| What the exercise asks |
Quote the entries below word for word, starting with the first line and ending after the line containing "354, 48, 372]".

| Dataset entries |
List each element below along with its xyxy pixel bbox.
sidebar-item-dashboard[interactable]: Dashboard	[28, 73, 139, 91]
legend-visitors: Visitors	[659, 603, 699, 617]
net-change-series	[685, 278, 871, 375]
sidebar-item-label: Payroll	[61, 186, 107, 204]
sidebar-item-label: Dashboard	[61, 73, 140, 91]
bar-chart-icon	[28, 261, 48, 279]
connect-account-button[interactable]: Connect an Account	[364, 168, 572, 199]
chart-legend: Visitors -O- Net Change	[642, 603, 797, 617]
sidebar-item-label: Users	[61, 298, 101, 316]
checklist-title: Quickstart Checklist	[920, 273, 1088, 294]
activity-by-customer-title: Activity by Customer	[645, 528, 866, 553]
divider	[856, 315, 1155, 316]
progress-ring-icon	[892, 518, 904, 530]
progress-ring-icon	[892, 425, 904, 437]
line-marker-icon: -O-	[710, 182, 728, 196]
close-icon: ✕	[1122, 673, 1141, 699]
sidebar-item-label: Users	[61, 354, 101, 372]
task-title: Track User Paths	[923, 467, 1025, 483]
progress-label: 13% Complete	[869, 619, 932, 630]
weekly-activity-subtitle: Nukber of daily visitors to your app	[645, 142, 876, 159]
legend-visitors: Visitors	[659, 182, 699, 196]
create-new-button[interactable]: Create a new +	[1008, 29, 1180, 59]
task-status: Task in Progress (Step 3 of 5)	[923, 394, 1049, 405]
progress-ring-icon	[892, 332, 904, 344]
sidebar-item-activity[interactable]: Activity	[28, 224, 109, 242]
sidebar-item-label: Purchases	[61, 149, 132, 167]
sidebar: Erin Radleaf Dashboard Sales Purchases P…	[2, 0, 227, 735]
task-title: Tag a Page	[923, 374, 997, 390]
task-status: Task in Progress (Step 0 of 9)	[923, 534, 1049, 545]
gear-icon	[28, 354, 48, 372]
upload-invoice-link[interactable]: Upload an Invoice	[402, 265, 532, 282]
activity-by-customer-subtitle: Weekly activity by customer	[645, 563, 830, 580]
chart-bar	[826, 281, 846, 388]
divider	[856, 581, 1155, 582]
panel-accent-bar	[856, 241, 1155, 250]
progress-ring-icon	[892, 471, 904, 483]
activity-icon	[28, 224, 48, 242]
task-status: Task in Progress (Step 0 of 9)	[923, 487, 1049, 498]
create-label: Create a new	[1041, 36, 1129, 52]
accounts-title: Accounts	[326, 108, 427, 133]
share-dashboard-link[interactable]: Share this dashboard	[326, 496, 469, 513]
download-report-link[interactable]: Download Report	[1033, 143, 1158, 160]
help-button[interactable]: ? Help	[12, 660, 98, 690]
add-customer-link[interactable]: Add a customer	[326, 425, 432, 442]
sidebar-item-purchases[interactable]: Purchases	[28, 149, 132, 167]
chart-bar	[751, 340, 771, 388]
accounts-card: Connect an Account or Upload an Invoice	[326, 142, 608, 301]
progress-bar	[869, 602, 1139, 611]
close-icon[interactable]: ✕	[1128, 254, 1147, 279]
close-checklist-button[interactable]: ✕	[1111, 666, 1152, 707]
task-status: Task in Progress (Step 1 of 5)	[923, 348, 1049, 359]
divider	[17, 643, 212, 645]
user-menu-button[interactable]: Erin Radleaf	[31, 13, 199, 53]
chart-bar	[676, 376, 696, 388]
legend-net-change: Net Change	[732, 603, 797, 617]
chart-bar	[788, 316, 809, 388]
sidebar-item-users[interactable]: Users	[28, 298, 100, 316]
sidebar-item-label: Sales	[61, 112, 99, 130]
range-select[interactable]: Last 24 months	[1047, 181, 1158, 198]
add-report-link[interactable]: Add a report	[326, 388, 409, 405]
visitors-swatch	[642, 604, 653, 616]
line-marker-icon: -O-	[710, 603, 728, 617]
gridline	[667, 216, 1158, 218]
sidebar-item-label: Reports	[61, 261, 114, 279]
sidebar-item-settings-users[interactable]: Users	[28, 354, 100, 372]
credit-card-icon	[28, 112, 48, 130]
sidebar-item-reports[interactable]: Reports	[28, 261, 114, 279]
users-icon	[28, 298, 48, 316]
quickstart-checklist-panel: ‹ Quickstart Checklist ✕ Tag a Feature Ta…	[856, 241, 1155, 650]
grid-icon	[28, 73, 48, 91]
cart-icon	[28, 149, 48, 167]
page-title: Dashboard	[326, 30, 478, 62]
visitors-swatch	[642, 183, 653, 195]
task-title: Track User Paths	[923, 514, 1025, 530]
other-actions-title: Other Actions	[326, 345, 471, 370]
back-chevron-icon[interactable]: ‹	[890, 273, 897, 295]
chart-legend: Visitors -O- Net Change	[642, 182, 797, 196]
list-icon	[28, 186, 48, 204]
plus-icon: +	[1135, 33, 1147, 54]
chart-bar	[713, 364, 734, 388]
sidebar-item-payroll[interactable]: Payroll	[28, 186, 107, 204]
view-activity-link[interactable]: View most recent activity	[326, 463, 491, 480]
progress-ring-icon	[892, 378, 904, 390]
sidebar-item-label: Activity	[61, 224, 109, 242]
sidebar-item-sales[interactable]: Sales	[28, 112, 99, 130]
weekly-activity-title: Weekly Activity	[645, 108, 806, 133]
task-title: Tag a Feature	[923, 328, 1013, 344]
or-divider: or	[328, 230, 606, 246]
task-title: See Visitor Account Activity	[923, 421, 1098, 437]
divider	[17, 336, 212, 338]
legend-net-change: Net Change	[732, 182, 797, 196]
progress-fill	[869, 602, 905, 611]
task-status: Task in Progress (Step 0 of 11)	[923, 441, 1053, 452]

| Reply to the task |
List each element below along with its xyxy pixel bbox.
sidebar-item-dashboard[interactable]: Dashboard	[28, 73, 139, 91]
legend-visitors: Visitors	[659, 603, 699, 617]
net-change-series	[685, 278, 871, 375]
sidebar-item-label: Payroll	[61, 186, 107, 204]
sidebar-item-label: Dashboard	[61, 73, 140, 91]
bar-chart-icon	[28, 261, 48, 279]
connect-account-button[interactable]: Connect an Account	[364, 168, 572, 199]
chart-legend: Visitors -O- Net Change	[642, 603, 797, 617]
sidebar-item-label: Users	[61, 298, 101, 316]
checklist-title: Quickstart Checklist	[920, 273, 1088, 294]
activity-by-customer-title: Activity by Customer	[645, 528, 866, 553]
divider	[856, 315, 1155, 316]
progress-ring-icon	[892, 518, 904, 530]
progress-ring-icon	[892, 425, 904, 437]
line-marker-icon: -O-	[710, 182, 728, 196]
close-icon: ✕	[1122, 673, 1141, 699]
sidebar-item-label: Users	[61, 354, 101, 372]
task-title: Track User Paths	[923, 467, 1025, 483]
progress-label: 13% Complete	[869, 619, 932, 630]
weekly-activity-subtitle: Nukber of daily visitors to your app	[645, 142, 876, 159]
legend-visitors: Visitors	[659, 182, 699, 196]
create-new-button[interactable]: Create a new +	[1008, 29, 1180, 59]
task-status: Task in Progress (Step 3 of 5)	[923, 394, 1049, 405]
progress-ring-icon	[892, 332, 904, 344]
sidebar-item-activity[interactable]: Activity	[28, 224, 109, 242]
sidebar-item-label: Purchases	[61, 149, 132, 167]
sidebar: Erin Radleaf Dashboard Sales Purchases P…	[2, 0, 227, 735]
task-title: Tag a Page	[923, 374, 997, 390]
task-status: Task in Progress (Step 0 of 9)	[923, 534, 1049, 545]
gear-icon	[28, 354, 48, 372]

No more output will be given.